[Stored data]
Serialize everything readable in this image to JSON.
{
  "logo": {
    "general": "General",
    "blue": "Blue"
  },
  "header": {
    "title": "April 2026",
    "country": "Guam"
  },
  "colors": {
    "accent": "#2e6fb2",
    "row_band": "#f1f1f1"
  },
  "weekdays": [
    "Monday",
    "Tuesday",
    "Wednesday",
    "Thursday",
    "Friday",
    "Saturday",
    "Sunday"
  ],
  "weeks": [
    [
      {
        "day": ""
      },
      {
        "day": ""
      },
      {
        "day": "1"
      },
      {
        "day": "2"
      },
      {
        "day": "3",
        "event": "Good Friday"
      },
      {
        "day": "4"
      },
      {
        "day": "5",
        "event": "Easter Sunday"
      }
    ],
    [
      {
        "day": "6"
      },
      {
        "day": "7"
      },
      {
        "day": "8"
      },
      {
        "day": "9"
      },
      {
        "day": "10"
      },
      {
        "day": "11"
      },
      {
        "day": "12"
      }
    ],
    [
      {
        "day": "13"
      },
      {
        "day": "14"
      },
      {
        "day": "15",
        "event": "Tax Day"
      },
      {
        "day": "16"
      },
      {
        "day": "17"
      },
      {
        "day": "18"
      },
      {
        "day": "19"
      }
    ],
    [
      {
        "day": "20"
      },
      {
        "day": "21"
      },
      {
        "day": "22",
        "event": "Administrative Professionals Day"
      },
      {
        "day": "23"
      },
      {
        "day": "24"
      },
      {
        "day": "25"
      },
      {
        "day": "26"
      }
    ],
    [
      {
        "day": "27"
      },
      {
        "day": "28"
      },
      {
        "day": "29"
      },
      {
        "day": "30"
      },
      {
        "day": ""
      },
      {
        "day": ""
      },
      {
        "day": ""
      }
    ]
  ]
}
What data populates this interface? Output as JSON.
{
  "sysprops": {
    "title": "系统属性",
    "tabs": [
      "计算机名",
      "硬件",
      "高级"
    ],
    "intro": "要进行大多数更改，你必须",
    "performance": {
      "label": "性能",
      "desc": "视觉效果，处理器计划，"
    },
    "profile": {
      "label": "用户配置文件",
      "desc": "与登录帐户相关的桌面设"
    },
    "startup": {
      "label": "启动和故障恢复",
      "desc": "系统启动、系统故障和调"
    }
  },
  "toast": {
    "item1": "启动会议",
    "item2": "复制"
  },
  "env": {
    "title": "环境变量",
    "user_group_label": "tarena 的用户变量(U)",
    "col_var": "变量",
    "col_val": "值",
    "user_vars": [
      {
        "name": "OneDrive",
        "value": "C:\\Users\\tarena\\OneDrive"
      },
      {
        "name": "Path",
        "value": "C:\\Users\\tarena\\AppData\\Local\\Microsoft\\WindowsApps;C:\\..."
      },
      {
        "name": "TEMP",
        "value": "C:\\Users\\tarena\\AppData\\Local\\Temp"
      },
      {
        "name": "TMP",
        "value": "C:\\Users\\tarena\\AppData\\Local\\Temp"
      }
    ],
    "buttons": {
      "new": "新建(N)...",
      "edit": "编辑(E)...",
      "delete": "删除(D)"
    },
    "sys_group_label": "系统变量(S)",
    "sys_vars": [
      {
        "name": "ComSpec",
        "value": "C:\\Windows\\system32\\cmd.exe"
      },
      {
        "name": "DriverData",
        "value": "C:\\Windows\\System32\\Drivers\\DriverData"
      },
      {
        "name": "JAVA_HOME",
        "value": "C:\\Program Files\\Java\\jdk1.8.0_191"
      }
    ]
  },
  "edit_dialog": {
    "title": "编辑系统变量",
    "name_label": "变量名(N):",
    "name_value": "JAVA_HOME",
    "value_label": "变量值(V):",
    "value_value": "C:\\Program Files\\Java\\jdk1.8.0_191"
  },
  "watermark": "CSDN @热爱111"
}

Job: Word for word, write out all of the data above.

Solution for this problem:
Serialize everything readable in this image to JSON.
{
  "logo": {
    "general": "General",
    "blue": "Blue"
  },
  "header": {
    "title": "April 2026",
    "country": "Guam"
  },
  "colors": {
    "accent": "#2e6fb2",
    "row_band": "#f1f1f1"
  },
  "weekdays": [
    "Monday",
    "Tuesday",
    "Wednesday",
    "Thursday",
    "Friday",
    "Saturday",
    "Sunday"
  ],
  "weeks": [
    [
      {
        "day": ""
      },
      {
        "day": ""
      },
      {
        "day": "1"
      },
      {
        "day": "2"
      },
      {
        "day": "3",
        "event": "Good Friday"
      },
      {
        "day": "4"
      },
      {
        "day": "5",
        "event": "Easter Sunday"
      }
    ],
    [
      {
        "day": "6"
      },
      {
        "day": "7"
      },
      {
        "day": "8"
      },
      {
        "day": "9"
      },
      {
        "day": "10"
      },
      {
        "day": "11"
      },
      {
        "day": "12"
      }
    ],
    [
      {
        "day": "13"
      },
      {
        "day": "14"
      },
      {
        "day": "15",
        "event": "Tax Day"
      },
      {
        "day": "16"
      },
      {
        "day": "17"
      },
      {
        "day": "18"
      },
      {
        "day": "19"
      }
    ],
    [
      {
        "day": "20"
      },
      {
        "day": "21"
      },
      {
        "day": "22",
        "event": "Administrative Professionals Day"
      },
      {
        "day": "23"
      },
      {
        "day": "24"
      },
      {
        "day": "25"
      },
      {
        "day": "26"
      }
    ],
    [
      {
        "day": "27"
      },
      {
        "day": "28"
      },
      {
        "day": "29"
      },
      {
        "day": "30"
      },
      {
        "day": ""
      },
      {
        "day": ""
      },
      {
        "day": ""
      }
    ]
  ]
}
What data populates this interface? Output as JSON.
{
  "sysprops": {
    "title": "系统属性",
    "tabs": [
      "计算机名",
      "硬件",
      "高级"
    ],
    "intro": "要进行大多数更改，你必须",
    "performance": {
      "label": "性能",
      "desc": "视觉效果，处理器计划，"
    },
    "profile": {
      "label": "用户配置文件",
      "desc": "与登录帐户相关的桌面设"
    },
    "startup": {
      "label": "启动和故障恢复",
      "desc": "系统启动、系统故障和调"
    }
  },
  "toast": {
    "item1": "启动会议",
    "item2": "复制"
  },
  "env": {
    "title": "环境变量",
    "user_group_label": "tarena 的用户变量(U)",
    "col_var": "变量",
    "col_val": "值",
    "user_vars": [
      {
        "name": "OneDrive",
        "value": "C:\\Users\\tarena\\OneDrive"
      },
      {
        "name": "Path",
        "value": "C:\\Users\\tarena\\AppData\\Local\\Microsoft\\WindowsApps;C:\\..."
      },
      {
        "name": "TEMP",
        "value": "C:\\Users\\tarena\\AppData\\Local\\Temp"
      },
      {
        "name": "TMP",
        "value": "C:\\Users\\tarena\\AppData\\Local\\Temp"
      }
    ],
    "buttons": {
      "new": "新建(N)...",
      "edit": "编辑(E)...",
      "delete": "删除(D)"
    },
    "sys_group_label": "系统变量(S)",
    "sys_vars": [
      {
        "name": "ComSpec",
        "value": "C:\\Windows\\system32\\cmd.exe"
      },
      {
        "name": "DriverData",
        "value": "C:\\Windows\\System32\\Drivers\\DriverData"
      },
      {
        "name": "JAVA_HOME",
        "value": "C:\\Program Files\\Java\\jdk1.8.0_191"
      }
    ]
  },
  "edit_dialog": {
    "title": "编辑系统变量",
    "name_label": "变量名(N):",
    "name_value": "JAVA_HOME",
    "value_label": "变量值(V):",
    "value_value": "C:\\Program Files\\Java\\jdk1.8.0_191"
  },
  "watermark": "CSDN @热爱111"
}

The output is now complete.